What to do:
Below are some records; retype all of them exactly.

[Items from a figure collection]
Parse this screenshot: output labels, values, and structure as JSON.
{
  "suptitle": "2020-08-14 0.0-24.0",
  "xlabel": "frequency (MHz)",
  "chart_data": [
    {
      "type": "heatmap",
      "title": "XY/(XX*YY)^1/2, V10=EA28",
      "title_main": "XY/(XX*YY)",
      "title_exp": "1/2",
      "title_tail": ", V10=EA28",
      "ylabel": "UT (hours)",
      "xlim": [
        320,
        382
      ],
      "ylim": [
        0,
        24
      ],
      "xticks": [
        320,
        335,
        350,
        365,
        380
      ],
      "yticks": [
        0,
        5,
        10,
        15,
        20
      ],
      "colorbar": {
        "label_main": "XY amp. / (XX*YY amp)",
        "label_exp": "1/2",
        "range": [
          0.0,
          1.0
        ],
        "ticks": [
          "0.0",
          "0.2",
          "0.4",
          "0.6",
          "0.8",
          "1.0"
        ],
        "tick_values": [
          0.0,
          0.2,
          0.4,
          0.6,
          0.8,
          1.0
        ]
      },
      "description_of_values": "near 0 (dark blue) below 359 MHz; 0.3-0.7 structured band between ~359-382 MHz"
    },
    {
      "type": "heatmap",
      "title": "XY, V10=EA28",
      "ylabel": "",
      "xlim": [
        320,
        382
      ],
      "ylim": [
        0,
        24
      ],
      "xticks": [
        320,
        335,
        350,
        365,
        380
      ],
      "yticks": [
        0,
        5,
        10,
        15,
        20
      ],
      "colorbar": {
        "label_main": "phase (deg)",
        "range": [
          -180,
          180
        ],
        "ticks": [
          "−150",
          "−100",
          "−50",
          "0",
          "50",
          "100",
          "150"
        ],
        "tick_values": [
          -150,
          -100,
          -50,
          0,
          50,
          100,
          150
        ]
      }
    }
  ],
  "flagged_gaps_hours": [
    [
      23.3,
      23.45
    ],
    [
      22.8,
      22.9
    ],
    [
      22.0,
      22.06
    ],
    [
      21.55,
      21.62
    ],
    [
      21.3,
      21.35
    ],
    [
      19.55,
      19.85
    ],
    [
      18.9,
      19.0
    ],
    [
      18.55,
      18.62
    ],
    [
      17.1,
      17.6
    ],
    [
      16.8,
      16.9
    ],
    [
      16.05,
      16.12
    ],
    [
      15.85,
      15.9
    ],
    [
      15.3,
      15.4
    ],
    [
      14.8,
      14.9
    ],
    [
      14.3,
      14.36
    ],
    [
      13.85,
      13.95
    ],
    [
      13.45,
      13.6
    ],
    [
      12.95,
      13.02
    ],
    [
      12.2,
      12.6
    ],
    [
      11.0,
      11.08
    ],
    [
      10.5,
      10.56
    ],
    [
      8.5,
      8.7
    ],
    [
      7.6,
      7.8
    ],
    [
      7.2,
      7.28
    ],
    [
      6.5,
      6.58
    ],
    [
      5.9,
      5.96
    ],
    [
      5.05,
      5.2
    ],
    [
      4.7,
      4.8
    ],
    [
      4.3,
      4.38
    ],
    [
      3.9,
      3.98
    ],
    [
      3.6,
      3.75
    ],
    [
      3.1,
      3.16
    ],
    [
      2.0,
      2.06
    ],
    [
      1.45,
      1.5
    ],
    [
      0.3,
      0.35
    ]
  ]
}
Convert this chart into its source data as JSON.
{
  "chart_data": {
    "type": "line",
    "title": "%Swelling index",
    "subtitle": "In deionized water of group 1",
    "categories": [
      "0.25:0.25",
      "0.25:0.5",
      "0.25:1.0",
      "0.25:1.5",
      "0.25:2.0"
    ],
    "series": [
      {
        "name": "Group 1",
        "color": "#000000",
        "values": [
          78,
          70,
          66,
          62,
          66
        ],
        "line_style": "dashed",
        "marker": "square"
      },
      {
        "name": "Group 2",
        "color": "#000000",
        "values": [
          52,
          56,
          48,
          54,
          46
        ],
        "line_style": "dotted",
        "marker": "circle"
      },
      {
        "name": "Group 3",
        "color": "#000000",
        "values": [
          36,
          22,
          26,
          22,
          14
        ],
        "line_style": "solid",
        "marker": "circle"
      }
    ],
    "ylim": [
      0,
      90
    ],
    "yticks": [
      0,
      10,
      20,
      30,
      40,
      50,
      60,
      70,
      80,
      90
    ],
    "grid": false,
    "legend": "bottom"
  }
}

Written solution:
Parse this screenshot: output labels, values, and structure as JSON.
{
  "suptitle": "2020-08-14 0.0-24.0",
  "xlabel": "frequency (MHz)",
  "chart_data": [
    {
      "type": "heatmap",
      "title": "XY/(XX*YY)^1/2, V10=EA28",
      "title_main": "XY/(XX*YY)",
      "title_exp": "1/2",
      "title_tail": ", V10=EA28",
      "ylabel": "UT (hours)",
      "xlim": [
        320,
        382
      ],
      "ylim": [
        0,
        24
      ],
      "xticks": [
        320,
        335,
        350,
        365,
        380
      ],
      "yticks": [
        0,
        5,
        10,
        15,
        20
      ],
      "colorbar": {
        "label_main": "XY amp. / (XX*YY amp)",
        "label_exp": "1/2",
        "range": [
          0.0,
          1.0
        ],
        "ticks": [
          "0.0",
          "0.2",
          "0.4",
          "0.6",
          "0.8",
          "1.0"
        ],
        "tick_values": [
          0.0,
          0.2,
          0.4,
          0.6,
          0.8,
          1.0
        ]
      },
      "description_of_values": "near 0 (dark blue) below 359 MHz; 0.3-0.7 structured band between ~359-382 MHz"
    },
    {
      "type": "heatmap",
      "title": "XY, V10=EA28",
      "ylabel": "",
      "xlim": [
        320,
        382
      ],
      "ylim": [
        0,
        24
      ],
      "xticks": [
        320,
        335,
        350,
        365,
        380
      ],
      "yticks": [
        0,
        5,
        10,
        15,
        20
      ],
      "colorbar": {
        "label_main": "phase (deg)",
        "range": [
          -180,
          180
        ],
        "ticks": [
          "−150",
          "−100",
          "−50",
          "0",
          "50",
          "100",
          "150"
        ],
        "tick_values": [
          -150,
          -100,
          -50,
          0,
          50,
          100,
          150
        ]
      }
    }
  ],
  "flagged_gaps_hours": [
    [
      23.3,
      23.45
    ],
    [
      22.8,
      22.9
    ],
    [
      22.0,
      22.06
    ],
    [
      21.55,
      21.62
    ],
    [
      21.3,
      21.35
    ],
    [
      19.55,
      19.85
    ],
    [
      18.9,
      19.0
    ],
    [
      18.55,
      18.62
    ],
    [
      17.1,
      17.6
    ],
    [
      16.8,
      16.9
    ],
    [
      16.05,
      16.12
    ],
    [
      15.85,
      15.9
    ],
    [
      15.3,
      15.4
    ],
    [
      14.8,
      14.9
    ],
    [
      14.3,
      14.36
    ],
    [
      13.85,
      13.95
    ],
    [
      13.45,
      13.6
    ],
    [
      12.95,
      13.02
    ],
    [
      12.2,
      12.6
    ],
    [
      11.0,
      11.08
    ],
    [
      10.5,
      10.56
    ],
    [
      8.5,
      8.7
    ],
    [
      7.6,
      7.8
    ],
    [
      7.2,
      7.28
    ],
    [
      6.5,
      6.58
    ],
    [
      5.9,
      5.96
    ],
    [
      5.05,
      5.2
    ],
    [
      4.7,
      4.8
    ],
    [
      4.3,
      4.38
    ],
    [
      3.9,
      3.98
    ],
    [
      3.6,
      3.75
    ],
    [
      3.1,
      3.16
    ],
    [
      2.0,
      2.06
    ],
    [
      1.45,
      1.5
    ],
    [
      0.3,
      0.35
    ]
  ]
}
Convert this chart into its source data as JSON.
{
  "chart_data": {
    "type": "line",
    "title": "%Swelling index",
    "subtitle": "In deionized water of group 1",
    "categories": [
      "0.25:0.25",
      "0.25:0.5",
      "0.25:1.0",
      "0.25:1.5",
      "0.25:2.0"
    ],
    "series": [
      {
        "name": "Group 1",
        "color": "#000000",
        "values": [
          78,
          70,
          66,
          62,
          66
        ],
        "line_style": "dashed",
        "marker": "square"
      },
      {
        "name": "Group 2",
        "color": "#000000",
        "values": [
          52,
          56,
          48,
          54,
          46
        ],
        "line_style": "dotted",
        "marker": "circle"
      },
      {
        "name": "Group 3",
        "color": "#000000",
        "values": [
          36,
          22,
          26,
          22,
          14
        ],
        "line_style": "solid",
        "marker": "circle"
      }
    ],
    "ylim": [
      0,
      90
    ],
    "yticks": [
      0,
      10,
      20,
      30,
      40,
      50,
      60,
      70,
      80,
      90
    ],
    "grid": false,
    "legend": "bottom"
  }
}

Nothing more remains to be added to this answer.